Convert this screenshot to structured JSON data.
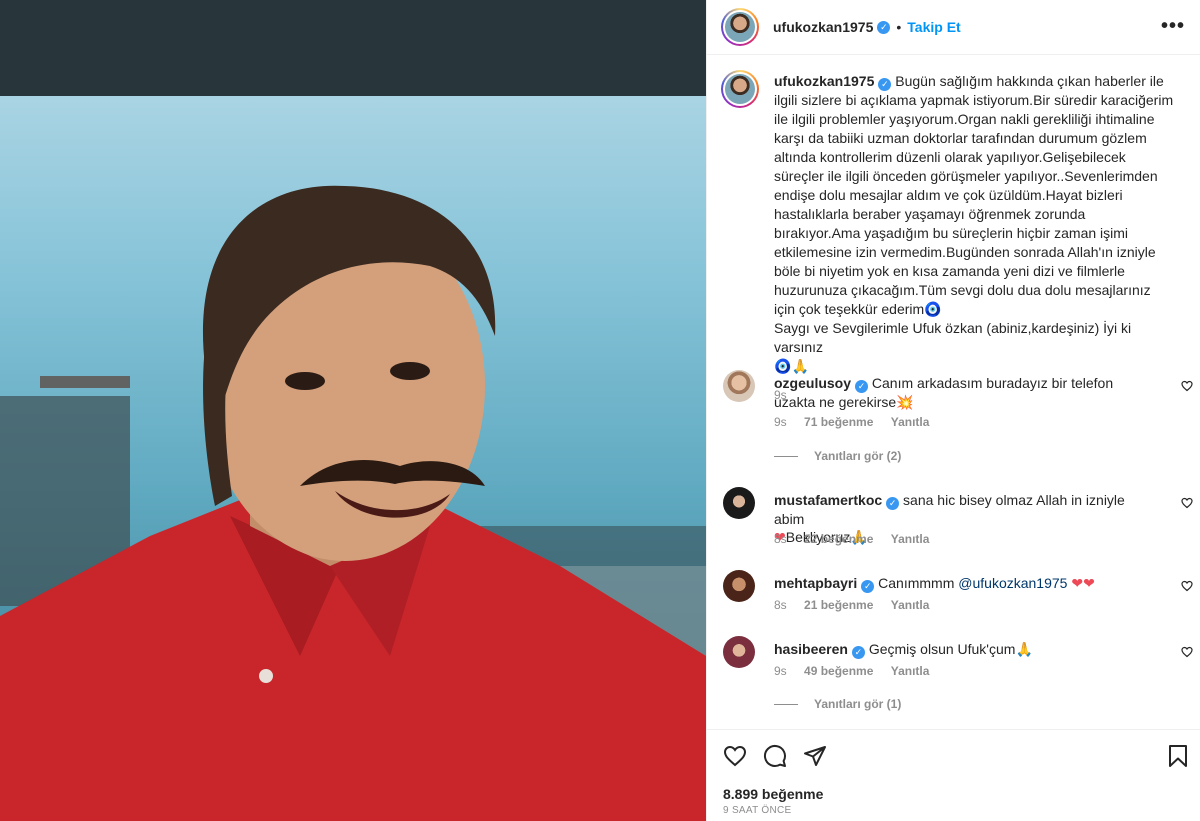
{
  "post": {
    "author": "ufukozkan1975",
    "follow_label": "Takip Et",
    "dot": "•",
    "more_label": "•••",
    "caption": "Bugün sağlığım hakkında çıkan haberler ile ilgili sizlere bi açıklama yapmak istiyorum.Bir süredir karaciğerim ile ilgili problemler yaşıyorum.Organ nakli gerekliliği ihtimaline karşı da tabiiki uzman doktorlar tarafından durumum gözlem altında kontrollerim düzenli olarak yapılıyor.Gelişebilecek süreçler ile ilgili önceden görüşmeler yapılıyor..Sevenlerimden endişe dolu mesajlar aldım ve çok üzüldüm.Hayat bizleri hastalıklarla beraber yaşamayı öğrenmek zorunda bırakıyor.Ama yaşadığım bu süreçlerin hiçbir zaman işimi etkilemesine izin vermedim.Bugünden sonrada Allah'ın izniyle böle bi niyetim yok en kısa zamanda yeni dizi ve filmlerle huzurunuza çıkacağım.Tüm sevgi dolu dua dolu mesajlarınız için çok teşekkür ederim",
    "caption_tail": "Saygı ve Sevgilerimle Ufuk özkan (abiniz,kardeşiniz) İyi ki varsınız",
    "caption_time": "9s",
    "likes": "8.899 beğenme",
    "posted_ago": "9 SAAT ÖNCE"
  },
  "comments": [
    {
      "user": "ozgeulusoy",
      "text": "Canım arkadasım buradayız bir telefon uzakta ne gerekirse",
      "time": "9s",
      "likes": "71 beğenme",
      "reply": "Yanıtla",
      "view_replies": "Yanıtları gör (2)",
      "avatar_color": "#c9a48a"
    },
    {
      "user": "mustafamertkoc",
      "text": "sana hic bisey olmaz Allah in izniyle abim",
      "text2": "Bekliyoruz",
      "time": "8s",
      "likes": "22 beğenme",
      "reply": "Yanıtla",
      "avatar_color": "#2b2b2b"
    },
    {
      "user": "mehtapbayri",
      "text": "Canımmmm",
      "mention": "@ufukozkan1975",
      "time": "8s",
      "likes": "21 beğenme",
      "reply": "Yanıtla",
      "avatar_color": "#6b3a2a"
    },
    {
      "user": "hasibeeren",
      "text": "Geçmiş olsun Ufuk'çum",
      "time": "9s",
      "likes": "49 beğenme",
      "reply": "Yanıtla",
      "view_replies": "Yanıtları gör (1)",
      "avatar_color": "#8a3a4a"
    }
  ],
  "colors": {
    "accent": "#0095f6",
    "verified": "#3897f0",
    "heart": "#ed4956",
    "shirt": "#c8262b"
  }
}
▬▬▬▬▬▬
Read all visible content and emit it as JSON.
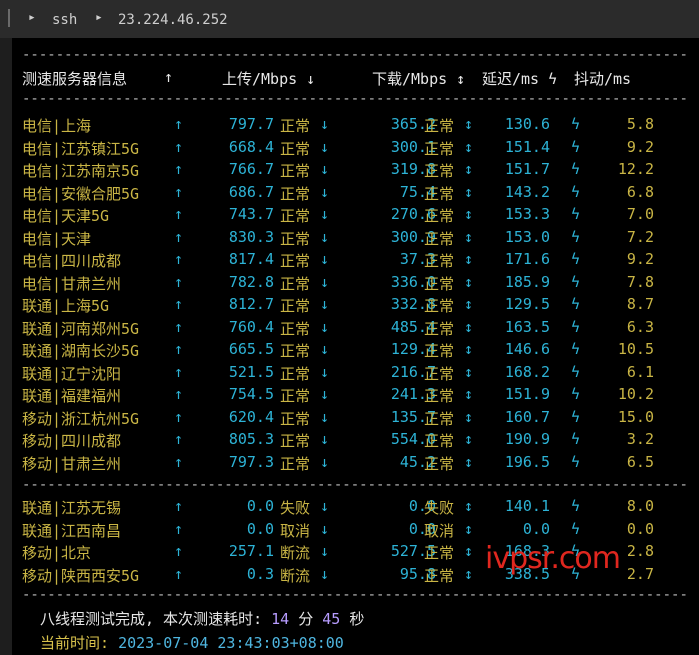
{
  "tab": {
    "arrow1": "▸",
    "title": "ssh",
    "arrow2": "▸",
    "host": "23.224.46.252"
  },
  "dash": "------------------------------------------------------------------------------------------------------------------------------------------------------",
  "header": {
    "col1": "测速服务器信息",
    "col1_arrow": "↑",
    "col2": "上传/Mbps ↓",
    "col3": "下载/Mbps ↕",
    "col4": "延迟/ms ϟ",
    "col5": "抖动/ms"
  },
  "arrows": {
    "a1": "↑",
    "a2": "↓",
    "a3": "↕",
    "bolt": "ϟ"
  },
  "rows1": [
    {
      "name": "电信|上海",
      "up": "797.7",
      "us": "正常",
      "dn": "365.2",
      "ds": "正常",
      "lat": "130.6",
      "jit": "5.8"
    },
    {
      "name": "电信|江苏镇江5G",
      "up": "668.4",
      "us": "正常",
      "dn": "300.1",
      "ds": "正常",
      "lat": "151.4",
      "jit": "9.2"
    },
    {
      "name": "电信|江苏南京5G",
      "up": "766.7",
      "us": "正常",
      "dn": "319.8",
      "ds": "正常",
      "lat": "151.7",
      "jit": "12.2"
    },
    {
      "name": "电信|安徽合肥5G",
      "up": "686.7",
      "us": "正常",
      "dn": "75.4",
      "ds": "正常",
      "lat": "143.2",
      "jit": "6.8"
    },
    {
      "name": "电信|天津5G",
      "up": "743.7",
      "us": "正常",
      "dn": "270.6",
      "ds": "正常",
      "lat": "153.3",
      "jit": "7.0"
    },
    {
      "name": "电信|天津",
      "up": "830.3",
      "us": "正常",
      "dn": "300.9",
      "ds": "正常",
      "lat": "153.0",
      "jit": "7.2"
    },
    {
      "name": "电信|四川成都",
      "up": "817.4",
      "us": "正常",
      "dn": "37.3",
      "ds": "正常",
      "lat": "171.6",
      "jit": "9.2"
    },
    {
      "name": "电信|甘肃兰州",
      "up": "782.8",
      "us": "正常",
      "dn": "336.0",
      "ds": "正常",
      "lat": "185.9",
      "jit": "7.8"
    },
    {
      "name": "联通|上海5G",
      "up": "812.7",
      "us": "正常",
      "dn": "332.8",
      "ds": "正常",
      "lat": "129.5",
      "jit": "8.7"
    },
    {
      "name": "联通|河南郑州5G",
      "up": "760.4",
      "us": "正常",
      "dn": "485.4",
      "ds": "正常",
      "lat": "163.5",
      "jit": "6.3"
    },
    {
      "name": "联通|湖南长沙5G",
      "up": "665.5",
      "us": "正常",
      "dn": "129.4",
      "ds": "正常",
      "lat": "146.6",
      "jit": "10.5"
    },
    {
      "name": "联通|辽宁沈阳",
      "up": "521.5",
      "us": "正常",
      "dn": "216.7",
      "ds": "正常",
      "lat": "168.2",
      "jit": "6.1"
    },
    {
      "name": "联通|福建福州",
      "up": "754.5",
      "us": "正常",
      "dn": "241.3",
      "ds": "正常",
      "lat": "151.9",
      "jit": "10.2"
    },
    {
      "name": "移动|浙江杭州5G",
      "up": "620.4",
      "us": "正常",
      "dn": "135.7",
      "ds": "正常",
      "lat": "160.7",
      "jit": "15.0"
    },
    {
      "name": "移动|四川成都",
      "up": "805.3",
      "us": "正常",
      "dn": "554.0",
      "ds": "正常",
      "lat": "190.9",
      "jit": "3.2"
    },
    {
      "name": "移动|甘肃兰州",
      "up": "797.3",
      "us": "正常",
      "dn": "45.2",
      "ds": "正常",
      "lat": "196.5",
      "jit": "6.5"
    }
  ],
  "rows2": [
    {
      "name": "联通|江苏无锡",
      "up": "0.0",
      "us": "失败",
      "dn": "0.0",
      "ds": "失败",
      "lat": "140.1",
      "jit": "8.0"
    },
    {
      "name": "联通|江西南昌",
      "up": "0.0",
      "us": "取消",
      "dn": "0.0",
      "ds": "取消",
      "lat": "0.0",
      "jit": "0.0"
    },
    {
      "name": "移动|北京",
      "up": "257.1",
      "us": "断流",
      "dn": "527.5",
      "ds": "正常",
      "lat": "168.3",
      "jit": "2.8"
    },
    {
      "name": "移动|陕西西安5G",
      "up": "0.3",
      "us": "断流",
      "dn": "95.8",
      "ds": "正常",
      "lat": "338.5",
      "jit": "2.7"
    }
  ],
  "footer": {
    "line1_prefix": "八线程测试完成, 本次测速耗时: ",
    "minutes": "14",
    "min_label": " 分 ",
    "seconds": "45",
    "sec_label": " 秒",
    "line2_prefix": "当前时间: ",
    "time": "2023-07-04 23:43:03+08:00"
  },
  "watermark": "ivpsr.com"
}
▬▬▬▬▬▬
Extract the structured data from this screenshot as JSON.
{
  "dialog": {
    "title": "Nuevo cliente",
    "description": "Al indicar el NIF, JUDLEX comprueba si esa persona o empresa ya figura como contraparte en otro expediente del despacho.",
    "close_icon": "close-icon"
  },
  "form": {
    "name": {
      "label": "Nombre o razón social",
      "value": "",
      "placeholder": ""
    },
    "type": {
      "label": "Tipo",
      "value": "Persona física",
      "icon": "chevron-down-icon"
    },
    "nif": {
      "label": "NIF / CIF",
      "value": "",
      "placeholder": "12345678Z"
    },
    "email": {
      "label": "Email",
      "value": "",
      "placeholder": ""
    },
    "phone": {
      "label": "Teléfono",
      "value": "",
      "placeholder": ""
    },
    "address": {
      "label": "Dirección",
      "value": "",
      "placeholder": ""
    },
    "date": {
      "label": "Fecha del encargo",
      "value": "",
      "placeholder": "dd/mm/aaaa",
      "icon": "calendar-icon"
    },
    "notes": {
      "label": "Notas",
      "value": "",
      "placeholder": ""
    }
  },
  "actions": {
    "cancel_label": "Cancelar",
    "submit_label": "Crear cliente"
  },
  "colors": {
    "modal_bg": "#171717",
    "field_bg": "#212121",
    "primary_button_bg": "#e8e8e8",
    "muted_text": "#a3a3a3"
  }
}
▬▬▬▬▬▬
Each line above that includes "likes" should be shown.

TASK SOLUTION |
    "likes": "8.899 beğenme",
      "likes": "71 beğenme",
      "likes": "22 beğenme",
      "likes": "21 beğenme",
      "likes": "49 beğenme",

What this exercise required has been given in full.